--- begin ---

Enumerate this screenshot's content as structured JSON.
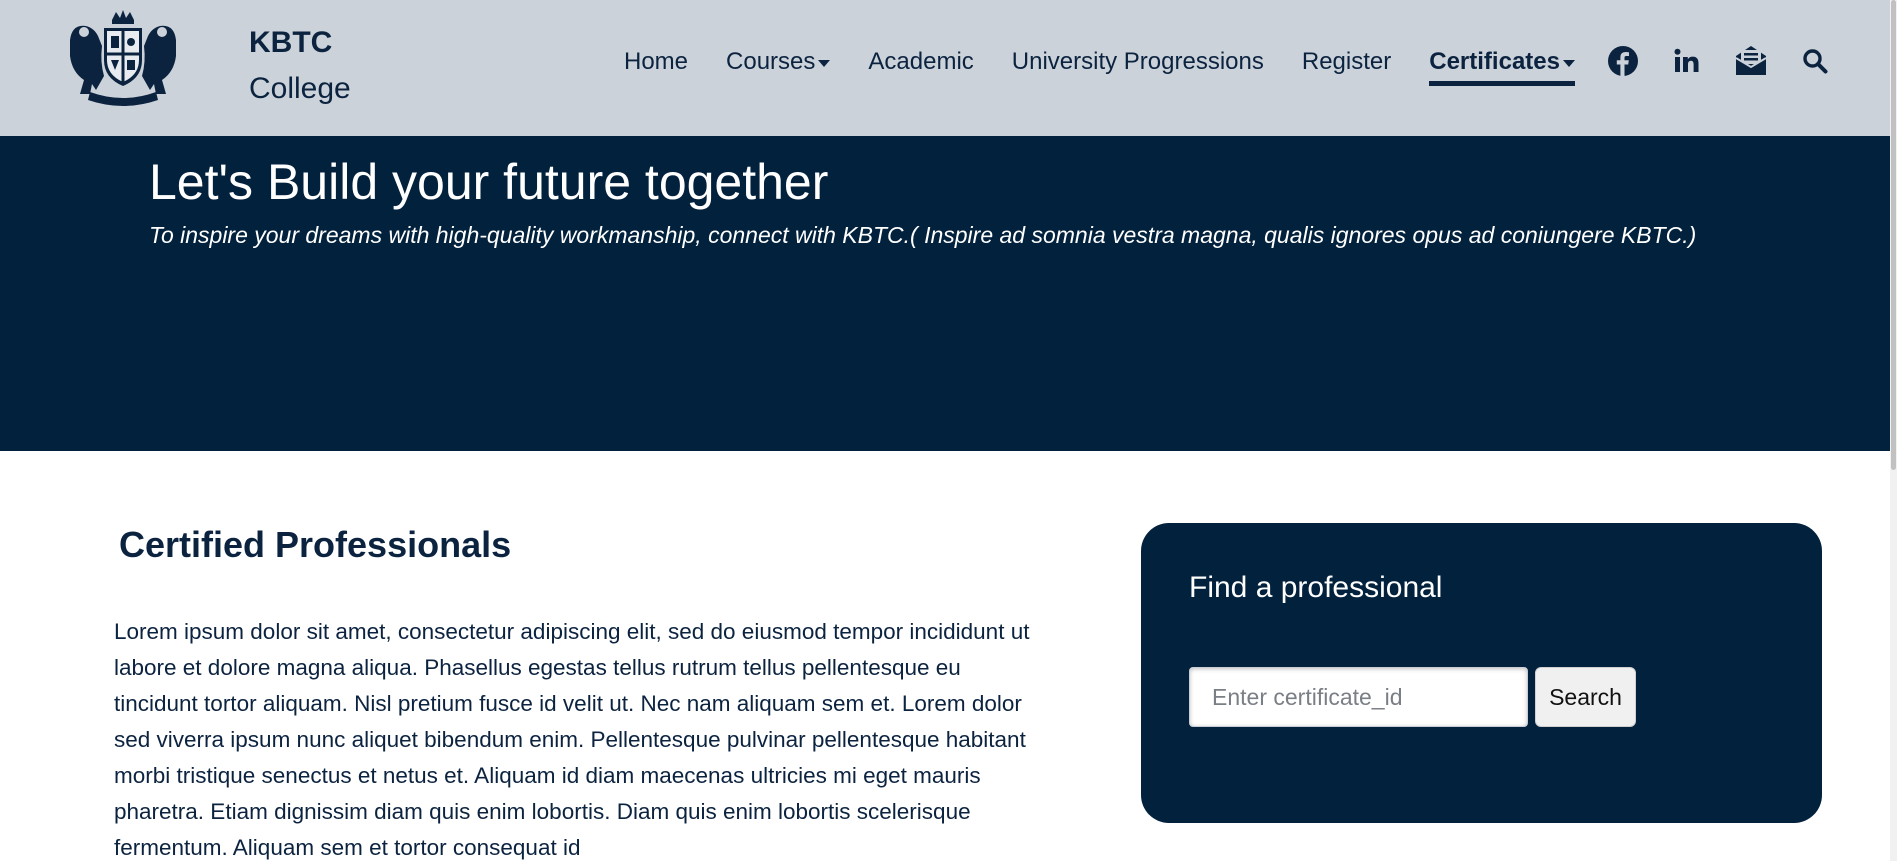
{
  "header": {
    "logo_icon": "college-crest-icon",
    "brand_title": "KBTC",
    "brand_sub": "College",
    "nav": [
      {
        "label": "Home",
        "dropdown": false,
        "active": false
      },
      {
        "label": "Courses",
        "dropdown": true,
        "active": false
      },
      {
        "label": "Academic",
        "dropdown": false,
        "active": false
      },
      {
        "label": "University Progressions",
        "dropdown": false,
        "active": false
      },
      {
        "label": "Register",
        "dropdown": false,
        "active": false
      },
      {
        "label": "Certificates",
        "dropdown": true,
        "active": true
      }
    ],
    "icons": [
      "facebook-icon",
      "linkedin-icon",
      "mail-icon",
      "search-icon"
    ]
  },
  "hero": {
    "title": "Let's Build your future together",
    "tagline": "To inspire your dreams with high-quality workmanship, connect with KBTC.( Inspire ad somnia vestra magna, qualis ignores opus ad coniungere KBTC.)"
  },
  "main": {
    "title": "Certified Professionals",
    "body": "Lorem ipsum dolor sit amet, consectetur adipiscing elit, sed do eiusmod tempor incididunt ut labore et dolore magna aliqua. Phasellus egestas tellus rutrum tellus pellentesque eu tincidunt tortor aliquam. Nisl pretium fusce id velit ut. Nec nam aliquam sem et. Lorem dolor sed viverra ipsum nunc aliquet bibendum enim. Pellentesque pulvinar pellentesque habitant morbi tristique senectus et netus et. Aliquam id diam maecenas ultricies mi eget mauris pharetra. Etiam dignissim diam quis enim lobortis. Diam quis enim lobortis scelerisque fermentum. Aliquam sem et tortor consequat id"
  },
  "find": {
    "title": "Find a professional",
    "input_placeholder": "Enter certificate_id",
    "input_value": "",
    "button_label": "Search"
  },
  "colors": {
    "navy": "#02213d",
    "header_bg": "#cbd2d9",
    "text": "#0c2340"
  }
}
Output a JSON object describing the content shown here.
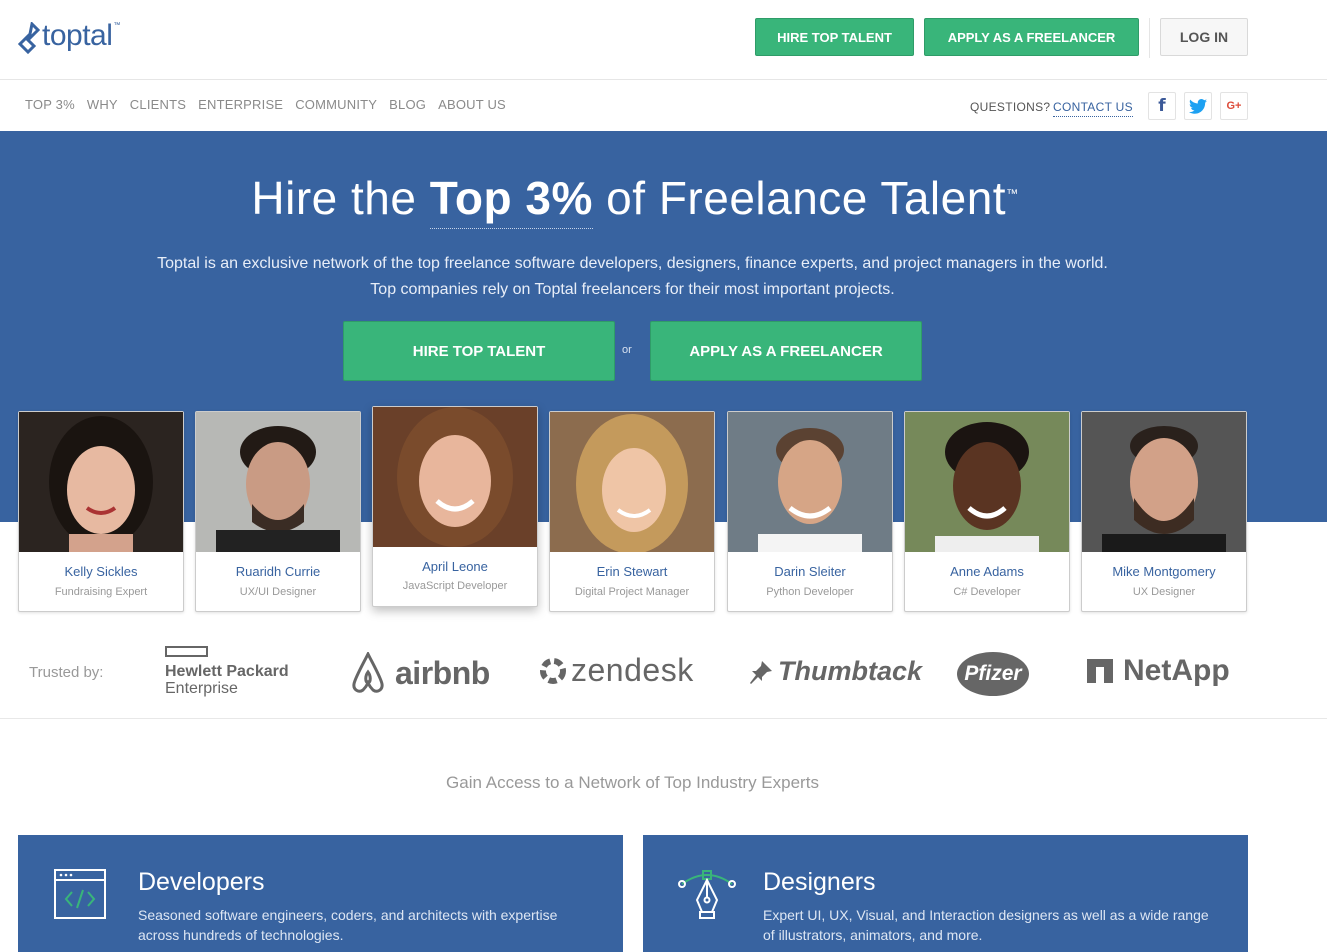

--- end ---

Copy the whole of the material above exactly, but not its images.

Enumerate this screenshot's content as structured JSON.
{
  "header": {
    "logo_icon": "college-crest-icon",
    "brand_title": "KBTC",
    "brand_sub": "College",
    "nav": [
      {
        "label": "Home",
        "dropdown": false,
        "active": false
      },
      {
        "label": "Courses",
        "dropdown": true,
        "active": false
      },
      {
        "label": "Academic",
        "dropdown": false,
        "active": false
      },
      {
        "label": "University Progressions",
        "dropdown": false,
        "active": false
      },
      {
        "label": "Register",
        "dropdown": false,
        "active": false
      },
      {
        "label": "Certificates",
        "dropdown": true,
        "active": true
      }
    ],
    "icons": [
      "facebook-icon",
      "linkedin-icon",
      "mail-icon",
      "search-icon"
    ]
  },
  "hero": {
    "title": "Let's Build your future together",
    "tagline": "To inspire your dreams with high-quality workmanship, connect with KBTC.( Inspire ad somnia vestra magna, qualis ignores opus ad coniungere KBTC.)"
  },
  "main": {
    "title": "Certified Professionals",
    "body": "Lorem ipsum dolor sit amet, consectetur adipiscing elit, sed do eiusmod tempor incididunt ut labore et dolore magna aliqua. Phasellus egestas tellus rutrum tellus pellentesque eu tincidunt tortor aliquam. Nisl pretium fusce id velit ut. Nec nam aliquam sem et. Lorem dolor sed viverra ipsum nunc aliquet bibendum enim. Pellentesque pulvinar pellentesque habitant morbi tristique senectus et netus et. Aliquam id diam maecenas ultricies mi eget mauris pharetra. Etiam dignissim diam quis enim lobortis. Diam quis enim lobortis scelerisque fermentum. Aliquam sem et tortor consequat id"
  },
  "find": {
    "title": "Find a professional",
    "input_placeholder": "Enter certificate_id",
    "input_value": "",
    "button_label": "Search"
  },
  "colors": {
    "navy": "#02213d",
    "header_bg": "#cbd2d9",
    "text": "#0c2340"
  }
}
Output a JSON object describing the content shown here.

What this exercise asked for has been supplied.